OBJECTIVE → Identify and pull out each line of the entries in which "同种异型抗原" occurs.

** start of TASK MATERIAL **

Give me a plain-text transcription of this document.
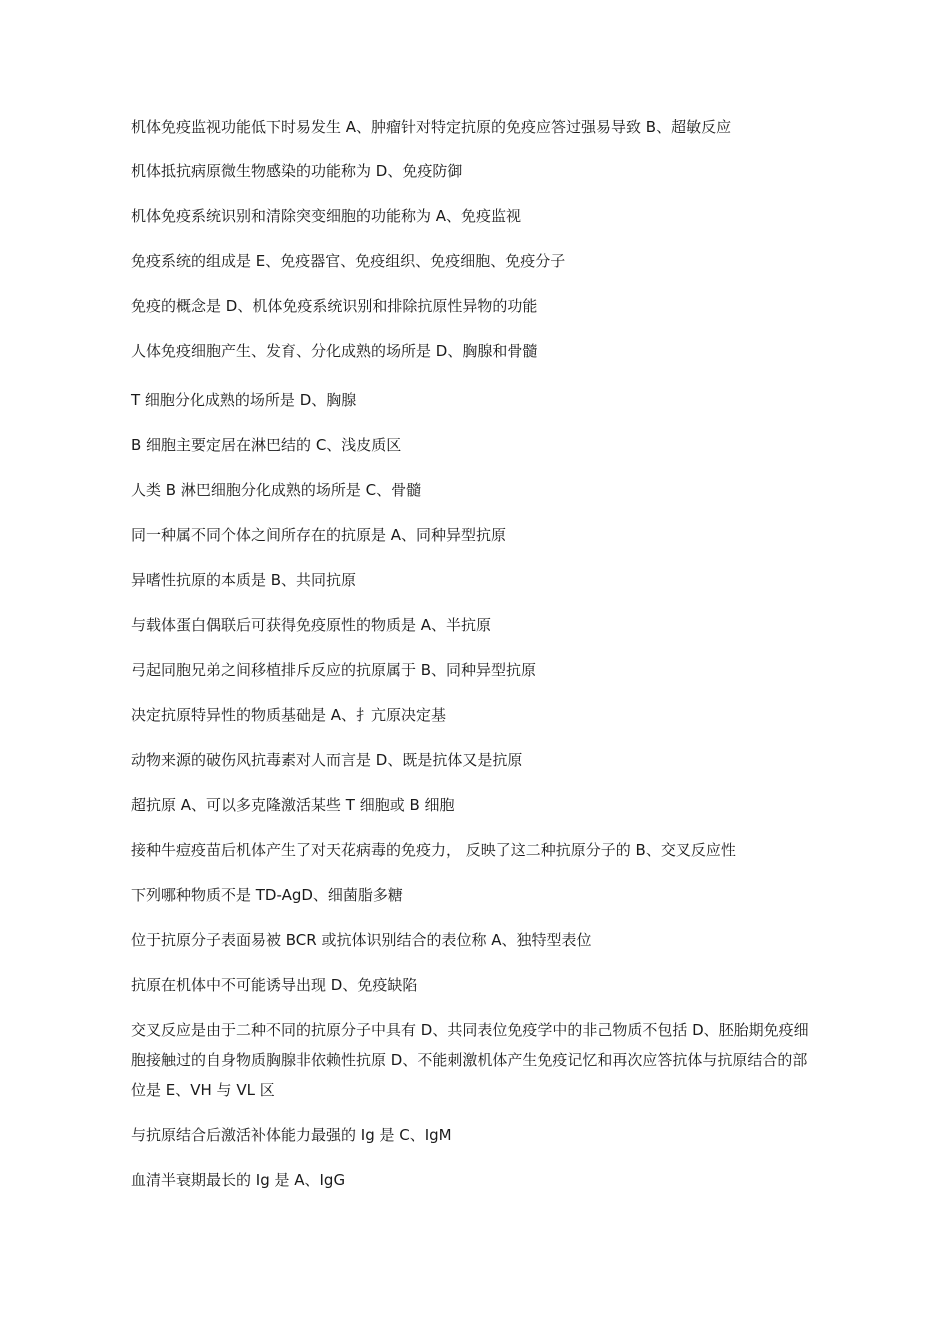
机体免疫监视功能低下时易发生 A、肿瘤针对特定抗原的免疫应答过强易导致 B、超敏反应
机体抵抗病原微生物感染的功能称为 D、免疫防御
机体免疫系统识别和清除突变细胞的功能称为 A、免疫监视
免疫系统的组成是 E、免疫器官、免疫组织、免疫细胞、免疫分子
免疫的概念是 D、机体免疫系统识别和排除抗原性异物的功能
人体免疫细胞产生、发育、分化成熟的场所是 D、胸腺和骨髓
T 细胞分化成熟的场所是 D、胸腺
B 细胞主要定居在淋巴结的 C、浅皮质区
人类 B 淋巴细胞分化成熟的场所是 C、骨髓
同一种属不同个体之间所存在的抗原是 A、同种异型抗原
异嗜性抗原的本质是 B、共同抗原
与载体蛋白偶联后可获得免疫原性的物质是 A、半抗原
弓起同胞兄弟之间移植排斥反应的抗原属于 B、同种异型抗原
决定抗原特异性的物质基础是 A、扌亢原决定基
动物来源的破伤风抗毒素对人而言是 D、既是抗体又是抗原
超抗原 A、可以多克隆激活某些 T 细胞或 B 细胞
接种牛痘疫苗后机体产生了对天花病毒的免疫力， 反映了这二种抗原分子的 B、交叉反应性
下列哪种物质不是 TD-AgD、细菌脂多糖
位于抗原分子表面易被 BCR 或抗体识别结合的表位称 A、独特型表位
抗原在机体中不可能诱导出现 D、免疫缺陷
交叉反应是由于二种不同的抗原分子中具有 D、共同表位免疫学中的非己物质不包括 D、胚胎期免疫细胞接触过的自身物质胸腺非依赖性抗原 D、不能刺激机体产生免疫记忆和再次应答抗体与抗原结合的部位是 E、VH 与 VL 区
与抗原结合后激活补体能力最强的 Ig 是 C、IgM
血清半衰期最长的 Ig 是 A、IgG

** end of TASK MATERIAL **

THE SOLUTION →
同一种属不同个体之间所存在的抗原是 A、同种异型抗原
弓起同胞兄弟之间移植排斥反应的抗原属于 B、同种异型抗原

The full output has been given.